TASK REQUIREMENTS | Pictures are not part of the copy; repeat everything else in the records exactly.

[Figure record extracts]
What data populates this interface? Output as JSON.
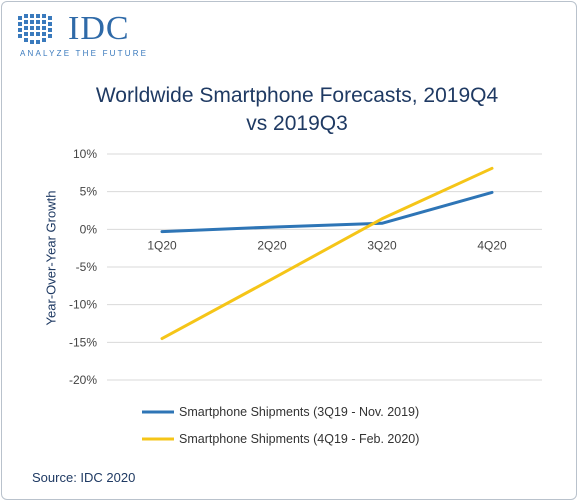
{
  "brand": {
    "name": "IDC",
    "tagline": "ANALYZE THE FUTURE"
  },
  "chart_data": {
    "type": "line",
    "title": "Worldwide Smartphone Forecasts, 2019Q4 vs 2019Q3",
    "title_line1": "Worldwide Smartphone Forecasts, 2019Q4",
    "title_line2": "vs 2019Q3",
    "ylabel": "Year-Over-Year Growth",
    "xlabel": "",
    "categories": [
      "1Q20",
      "2Q20",
      "3Q20",
      "4Q20"
    ],
    "ylim": [
      -20,
      10
    ],
    "yticks": [
      10,
      5,
      0,
      -5,
      -10,
      -15,
      -20
    ],
    "ytick_labels": [
      "10%",
      "5%",
      "0%",
      "-5%",
      "-10%",
      "-15%",
      "-20%"
    ],
    "grid": true,
    "legend_position": "bottom",
    "series": [
      {
        "name": "Smartphone Shipments (3Q19 - Nov. 2019)",
        "color": "#2e75b6",
        "values": [
          -0.3,
          0.3,
          0.8,
          4.9
        ]
      },
      {
        "name": "Smartphone Shipments (4Q19 - Feb. 2020)",
        "color": "#f5c518",
        "values": [
          -14.5,
          -6.6,
          1.4,
          8.1
        ]
      }
    ]
  },
  "source": "Source: IDC 2020"
}
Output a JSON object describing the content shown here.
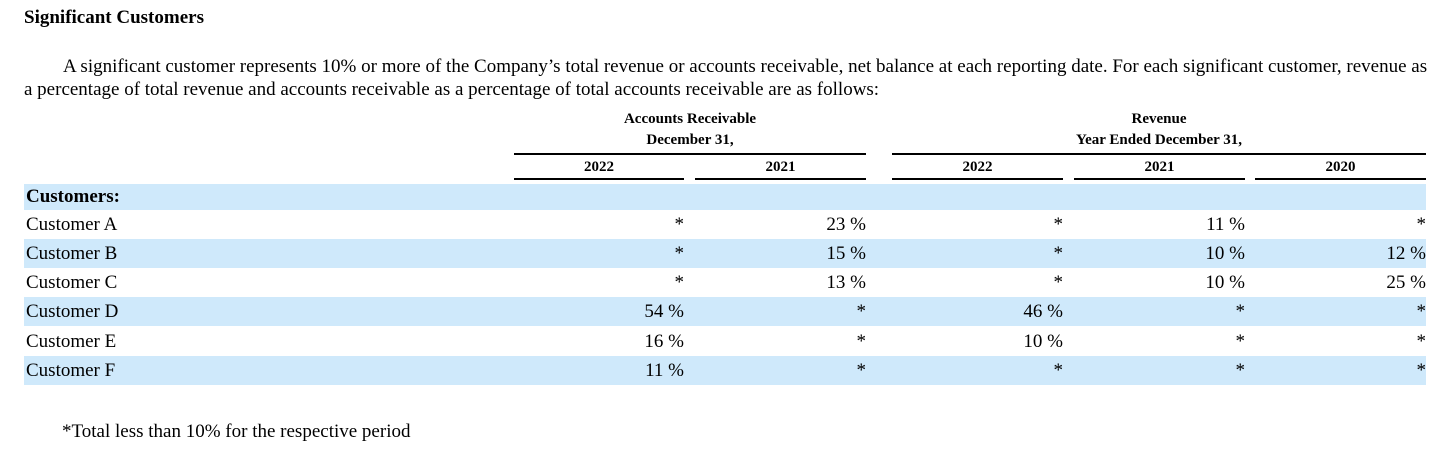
{
  "section_title": "Significant Customers",
  "intro_text": "A significant customer represents 10% or more of the Company’s total revenue or accounts receivable, net balance at each reporting date. For each significant customer, revenue as a percentage of total revenue and accounts receivable as a percentage of total accounts receivable are as follows:",
  "table": {
    "groups": {
      "accounts_receivable": {
        "line1": "Accounts Receivable",
        "line2": "December 31,"
      },
      "revenue": {
        "line1": "Revenue",
        "line2": "Year Ended December 31,"
      }
    },
    "years": [
      "2022",
      "2021",
      "2022",
      "2021",
      "2020"
    ],
    "section_label": "Customers:",
    "rows": [
      {
        "name": "Customer A",
        "values": [
          "*",
          "23 %",
          "*",
          "11 %",
          "*"
        ]
      },
      {
        "name": "Customer B",
        "values": [
          "*",
          "15 %",
          "*",
          "10 %",
          "12 %"
        ]
      },
      {
        "name": "Customer C",
        "values": [
          "*",
          "13 %",
          "*",
          "10 %",
          "25 %"
        ]
      },
      {
        "name": "Customer D",
        "values": [
          "54 %",
          "*",
          "46 %",
          "*",
          "*"
        ]
      },
      {
        "name": "Customer E",
        "values": [
          "16 %",
          "*",
          "10 %",
          "*",
          "*"
        ]
      },
      {
        "name": "Customer F",
        "values": [
          "11 %",
          "*",
          "*",
          "*",
          "*"
        ]
      }
    ]
  },
  "footnote": "*Total less than 10% for the respective period",
  "colors": {
    "row_shade": "#cfe9fb",
    "text": "#000000"
  }
}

SOLUTION TO THE EXERCISE |
What data populates this interface? Output as JSON.
{
  "brand": {
    "name": "IDC",
    "tagline": "ANALYZE THE FUTURE"
  },
  "chart_data": {
    "type": "line",
    "title": "Worldwide Smartphone Forecasts, 2019Q4 vs 2019Q3",
    "title_line1": "Worldwide Smartphone Forecasts, 2019Q4",
    "title_line2": "vs 2019Q3",
    "ylabel": "Year-Over-Year Growth",
    "xlabel": "",
    "categories": [
      "1Q20",
      "2Q20",
      "3Q20",
      "4Q20"
    ],
    "ylim": [
      -20,
      10
    ],
    "yticks": [
      10,
      5,
      0,
      -5,
      -10,
      -15,
      -20
    ],
    "ytick_labels": [
      "10%",
      "5%",
      "0%",
      "-5%",
      "-10%",
      "-15%",
      "-20%"
    ],
    "grid": true,
    "legend_position": "bottom",
    "series": [
      {
        "name": "Smartphone Shipments (3Q19 - Nov. 2019)",
        "color": "#2e75b6",
        "values": [
          -0.3,
          0.3,
          0.8,
          4.9
        ]
      },
      {
        "name": "Smartphone Shipments (4Q19 - Feb. 2020)",
        "color": "#f5c518",
        "values": [
          -14.5,
          -6.6,
          1.4,
          8.1
        ]
      }
    ]
  },
  "source": "Source: IDC 2020"
}
Output a JSON object describing the content shown here.
{
  "section_title": "Significant Customers",
  "intro_text": "A significant customer represents 10% or more of the Company’s total revenue or accounts receivable, net balance at each reporting date. For each significant customer, revenue as a percentage of total revenue and accounts receivable as a percentage of total accounts receivable are as follows:",
  "table": {
    "groups": {
      "accounts_receivable": {
        "line1": "Accounts Receivable",
        "line2": "December 31,"
      },
      "revenue": {
        "line1": "Revenue",
        "line2": "Year Ended December 31,"
      }
    },
    "years": [
      "2022",
      "2021",
      "2022",
      "2021",
      "2020"
    ],
    "section_label": "Customers:",
    "rows": [
      {
        "name": "Customer A",
        "values": [
          "*",
          "23 %",
          "*",
          "11 %",
          "*"
        ]
      },
      {
        "name": "Customer B",
        "values": [
          "*",
          "15 %",
          "*",
          "10 %",
          "12 %"
        ]
      },
      {
        "name": "Customer C",
        "values": [
          "*",
          "13 %",
          "*",
          "10 %",
          "25 %"
        ]
      },
      {
        "name": "Customer D",
        "values": [
          "54 %",
          "*",
          "46 %",
          "*",
          "*"
        ]
      },
      {
        "name": "Customer E",
        "values": [
          "16 %",
          "*",
          "10 %",
          "*",
          "*"
        ]
      },
      {
        "name": "Customer F",
        "values": [
          "11 %",
          "*",
          "*",
          "*",
          "*"
        ]
      }
    ]
  },
  "footnote": "*Total less than 10% for the respective period",
  "colors": {
    "row_shade": "#cfe9fb",
    "text": "#000000"
  }
}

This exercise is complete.